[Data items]

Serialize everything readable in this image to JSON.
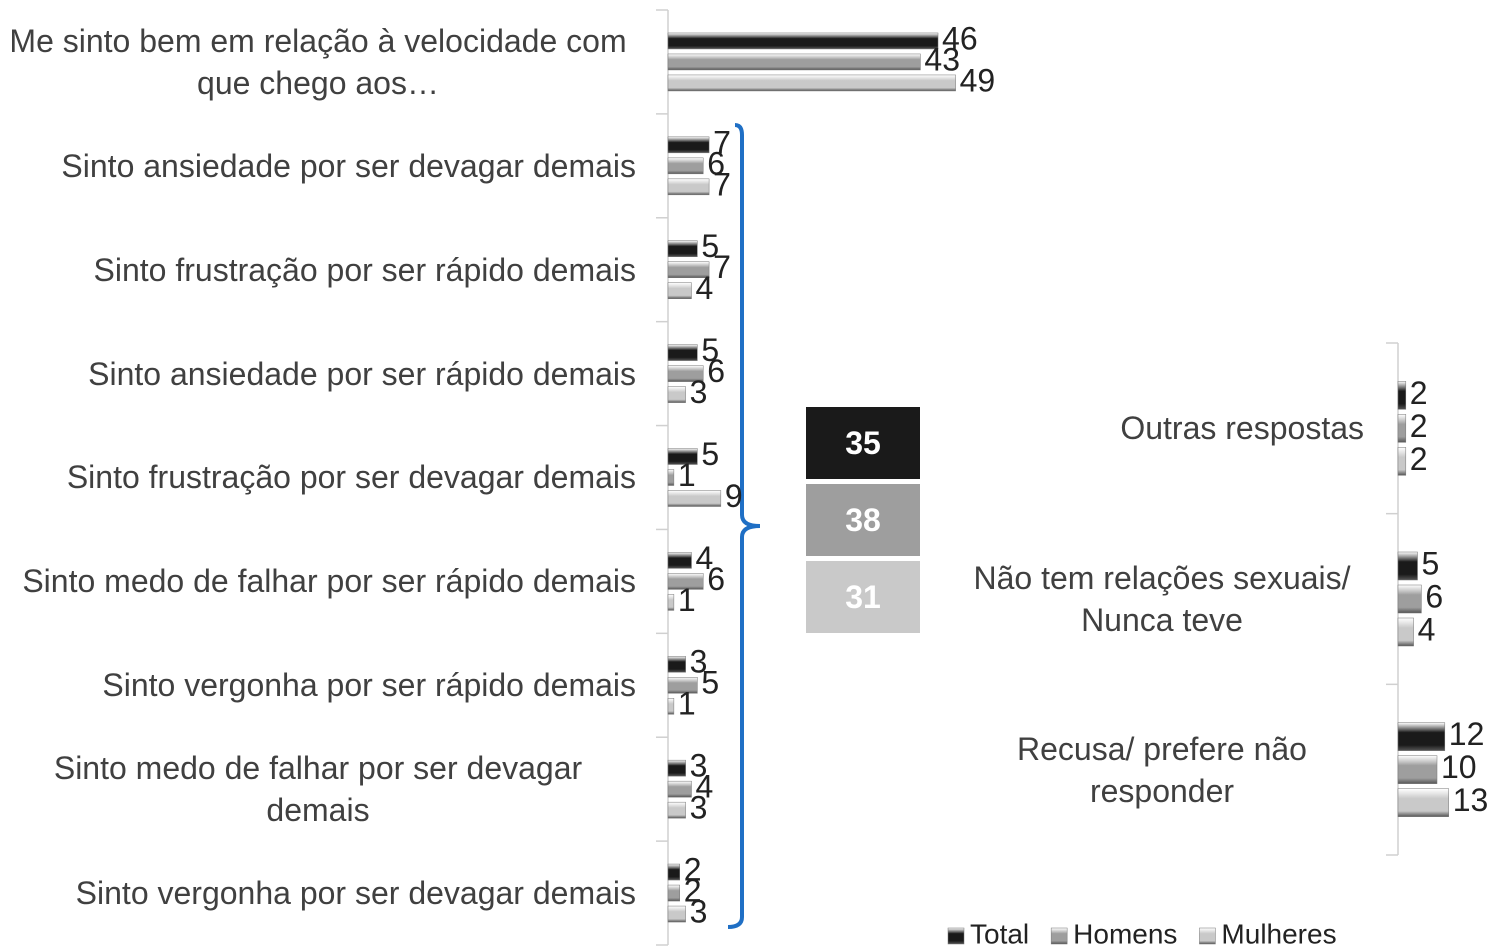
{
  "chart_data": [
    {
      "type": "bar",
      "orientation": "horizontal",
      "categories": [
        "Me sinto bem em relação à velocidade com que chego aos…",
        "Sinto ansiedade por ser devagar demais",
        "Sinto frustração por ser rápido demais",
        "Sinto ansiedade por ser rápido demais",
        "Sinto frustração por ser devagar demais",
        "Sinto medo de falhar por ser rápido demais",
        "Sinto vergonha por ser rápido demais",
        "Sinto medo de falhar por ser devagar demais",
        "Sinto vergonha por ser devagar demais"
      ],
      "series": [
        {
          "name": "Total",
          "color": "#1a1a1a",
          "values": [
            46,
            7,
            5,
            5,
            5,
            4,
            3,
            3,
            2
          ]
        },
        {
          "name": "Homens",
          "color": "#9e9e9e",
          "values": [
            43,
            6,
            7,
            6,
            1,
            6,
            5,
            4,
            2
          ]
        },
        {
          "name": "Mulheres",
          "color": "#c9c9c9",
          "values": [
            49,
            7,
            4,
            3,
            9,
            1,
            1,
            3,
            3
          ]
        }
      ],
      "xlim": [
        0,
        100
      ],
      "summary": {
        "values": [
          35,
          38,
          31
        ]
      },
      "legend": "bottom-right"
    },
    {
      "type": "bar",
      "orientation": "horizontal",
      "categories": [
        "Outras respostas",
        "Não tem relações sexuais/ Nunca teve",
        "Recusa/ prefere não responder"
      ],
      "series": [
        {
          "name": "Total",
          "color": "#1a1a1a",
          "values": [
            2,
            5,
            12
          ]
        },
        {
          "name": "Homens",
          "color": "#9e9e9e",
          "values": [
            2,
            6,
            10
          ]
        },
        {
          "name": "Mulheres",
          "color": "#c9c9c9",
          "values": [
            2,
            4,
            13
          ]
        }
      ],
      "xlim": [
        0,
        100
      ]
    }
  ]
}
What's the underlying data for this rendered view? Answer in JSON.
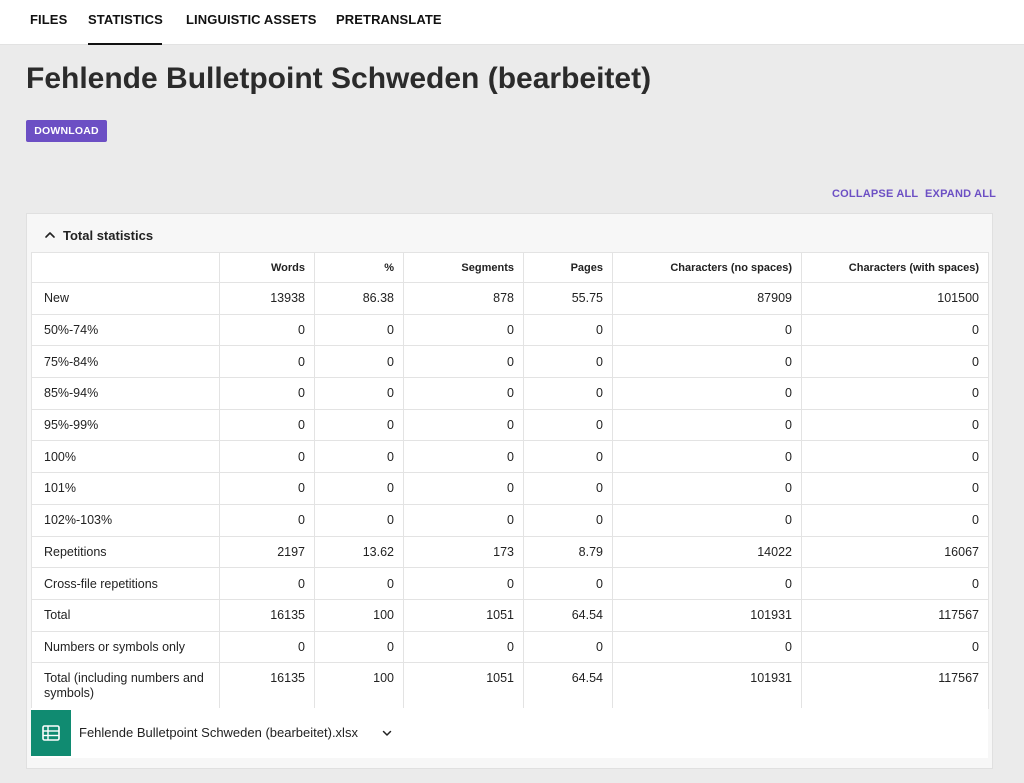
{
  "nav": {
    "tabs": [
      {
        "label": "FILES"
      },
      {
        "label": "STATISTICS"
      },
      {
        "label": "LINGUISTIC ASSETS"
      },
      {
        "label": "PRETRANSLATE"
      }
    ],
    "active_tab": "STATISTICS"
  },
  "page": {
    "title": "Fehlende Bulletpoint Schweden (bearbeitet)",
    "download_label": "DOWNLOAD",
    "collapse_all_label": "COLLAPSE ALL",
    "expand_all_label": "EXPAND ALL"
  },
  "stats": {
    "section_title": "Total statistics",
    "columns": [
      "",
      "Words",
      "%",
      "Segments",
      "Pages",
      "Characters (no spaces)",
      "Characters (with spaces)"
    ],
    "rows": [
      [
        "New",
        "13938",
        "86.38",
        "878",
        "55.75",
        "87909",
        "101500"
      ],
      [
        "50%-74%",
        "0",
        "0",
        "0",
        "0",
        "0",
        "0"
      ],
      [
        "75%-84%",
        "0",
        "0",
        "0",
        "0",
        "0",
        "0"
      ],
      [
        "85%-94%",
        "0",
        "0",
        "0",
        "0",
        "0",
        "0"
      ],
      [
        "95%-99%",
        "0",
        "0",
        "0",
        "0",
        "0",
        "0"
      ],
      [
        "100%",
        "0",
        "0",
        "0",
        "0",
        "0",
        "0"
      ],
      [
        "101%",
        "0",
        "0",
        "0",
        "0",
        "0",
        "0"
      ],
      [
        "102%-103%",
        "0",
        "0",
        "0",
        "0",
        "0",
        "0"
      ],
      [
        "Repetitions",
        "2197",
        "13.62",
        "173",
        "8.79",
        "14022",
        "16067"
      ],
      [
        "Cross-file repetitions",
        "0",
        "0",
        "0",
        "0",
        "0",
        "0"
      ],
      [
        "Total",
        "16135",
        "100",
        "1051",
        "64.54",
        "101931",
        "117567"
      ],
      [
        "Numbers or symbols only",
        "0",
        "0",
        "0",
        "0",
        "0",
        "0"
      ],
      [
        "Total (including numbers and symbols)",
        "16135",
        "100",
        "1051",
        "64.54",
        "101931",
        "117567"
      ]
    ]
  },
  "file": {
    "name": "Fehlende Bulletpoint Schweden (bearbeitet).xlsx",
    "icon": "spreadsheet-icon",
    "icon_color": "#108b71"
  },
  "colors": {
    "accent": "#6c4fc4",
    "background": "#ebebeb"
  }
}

(Set task): Print each line of the material above exactly, with the pictures removed from your copy.

(Solution to this problem):
Serialize everything readable in this image to JSON.
{
  "chart_data": [
    {
      "type": "bar",
      "orientation": "horizontal",
      "categories": [
        "Me sinto bem em relação à velocidade com que chego aos…",
        "Sinto ansiedade por ser devagar demais",
        "Sinto frustração por ser rápido demais",
        "Sinto ansiedade por ser rápido demais",
        "Sinto frustração por ser devagar demais",
        "Sinto medo de falhar por ser rápido demais",
        "Sinto vergonha por ser rápido demais",
        "Sinto medo de falhar por ser devagar demais",
        "Sinto vergonha por ser devagar demais"
      ],
      "series": [
        {
          "name": "Total",
          "color": "#1a1a1a",
          "values": [
            46,
            7,
            5,
            5,
            5,
            4,
            3,
            3,
            2
          ]
        },
        {
          "name": "Homens",
          "color": "#9e9e9e",
          "values": [
            43,
            6,
            7,
            6,
            1,
            6,
            5,
            4,
            2
          ]
        },
        {
          "name": "Mulheres",
          "color": "#c9c9c9",
          "values": [
            49,
            7,
            4,
            3,
            9,
            1,
            1,
            3,
            3
          ]
        }
      ],
      "xlim": [
        0,
        100
      ],
      "summary": {
        "values": [
          35,
          38,
          31
        ]
      },
      "legend": "bottom-right"
    },
    {
      "type": "bar",
      "orientation": "horizontal",
      "categories": [
        "Outras respostas",
        "Não tem relações sexuais/ Nunca teve",
        "Recusa/ prefere não responder"
      ],
      "series": [
        {
          "name": "Total",
          "color": "#1a1a1a",
          "values": [
            2,
            5,
            12
          ]
        },
        {
          "name": "Homens",
          "color": "#9e9e9e",
          "values": [
            2,
            6,
            10
          ]
        },
        {
          "name": "Mulheres",
          "color": "#c9c9c9",
          "values": [
            2,
            4,
            13
          ]
        }
      ],
      "xlim": [
        0,
        100
      ]
    }
  ]
}
What's the underlying data for this rendered view? Answer in JSON.
{
  "nav": {
    "tabs": [
      {
        "label": "FILES"
      },
      {
        "label": "STATISTICS"
      },
      {
        "label": "LINGUISTIC ASSETS"
      },
      {
        "label": "PRETRANSLATE"
      }
    ],
    "active_tab": "STATISTICS"
  },
  "page": {
    "title": "Fehlende Bulletpoint Schweden (bearbeitet)",
    "download_label": "DOWNLOAD",
    "collapse_all_label": "COLLAPSE ALL",
    "expand_all_label": "EXPAND ALL"
  },
  "stats": {
    "section_title": "Total statistics",
    "columns": [
      "",
      "Words",
      "%",
      "Segments",
      "Pages",
      "Characters (no spaces)",
      "Characters (with spaces)"
    ],
    "rows": [
      [
        "New",
        "13938",
        "86.38",
        "878",
        "55.75",
        "87909",
        "101500"
      ],
      [
        "50%-74%",
        "0",
        "0",
        "0",
        "0",
        "0",
        "0"
      ],
      [
        "75%-84%",
        "0",
        "0",
        "0",
        "0",
        "0",
        "0"
      ],
      [
        "85%-94%",
        "0",
        "0",
        "0",
        "0",
        "0",
        "0"
      ],
      [
        "95%-99%",
        "0",
        "0",
        "0",
        "0",
        "0",
        "0"
      ],
      [
        "100%",
        "0",
        "0",
        "0",
        "0",
        "0",
        "0"
      ],
      [
        "101%",
        "0",
        "0",
        "0",
        "0",
        "0",
        "0"
      ],
      [
        "102%-103%",
        "0",
        "0",
        "0",
        "0",
        "0",
        "0"
      ],
      [
        "Repetitions",
        "2197",
        "13.62",
        "173",
        "8.79",
        "14022",
        "16067"
      ],
      [
        "Cross-file repetitions",
        "0",
        "0",
        "0",
        "0",
        "0",
        "0"
      ],
      [
        "Total",
        "16135",
        "100",
        "1051",
        "64.54",
        "101931",
        "117567"
      ],
      [
        "Numbers or symbols only",
        "0",
        "0",
        "0",
        "0",
        "0",
        "0"
      ],
      [
        "Total (including numbers and symbols)",
        "16135",
        "100",
        "1051",
        "64.54",
        "101931",
        "117567"
      ]
    ]
  },
  "file": {
    "name": "Fehlende Bulletpoint Schweden (bearbeitet).xlsx",
    "icon": "spreadsheet-icon",
    "icon_color": "#108b71"
  },
  "colors": {
    "accent": "#6c4fc4",
    "background": "#ebebeb"
  }
}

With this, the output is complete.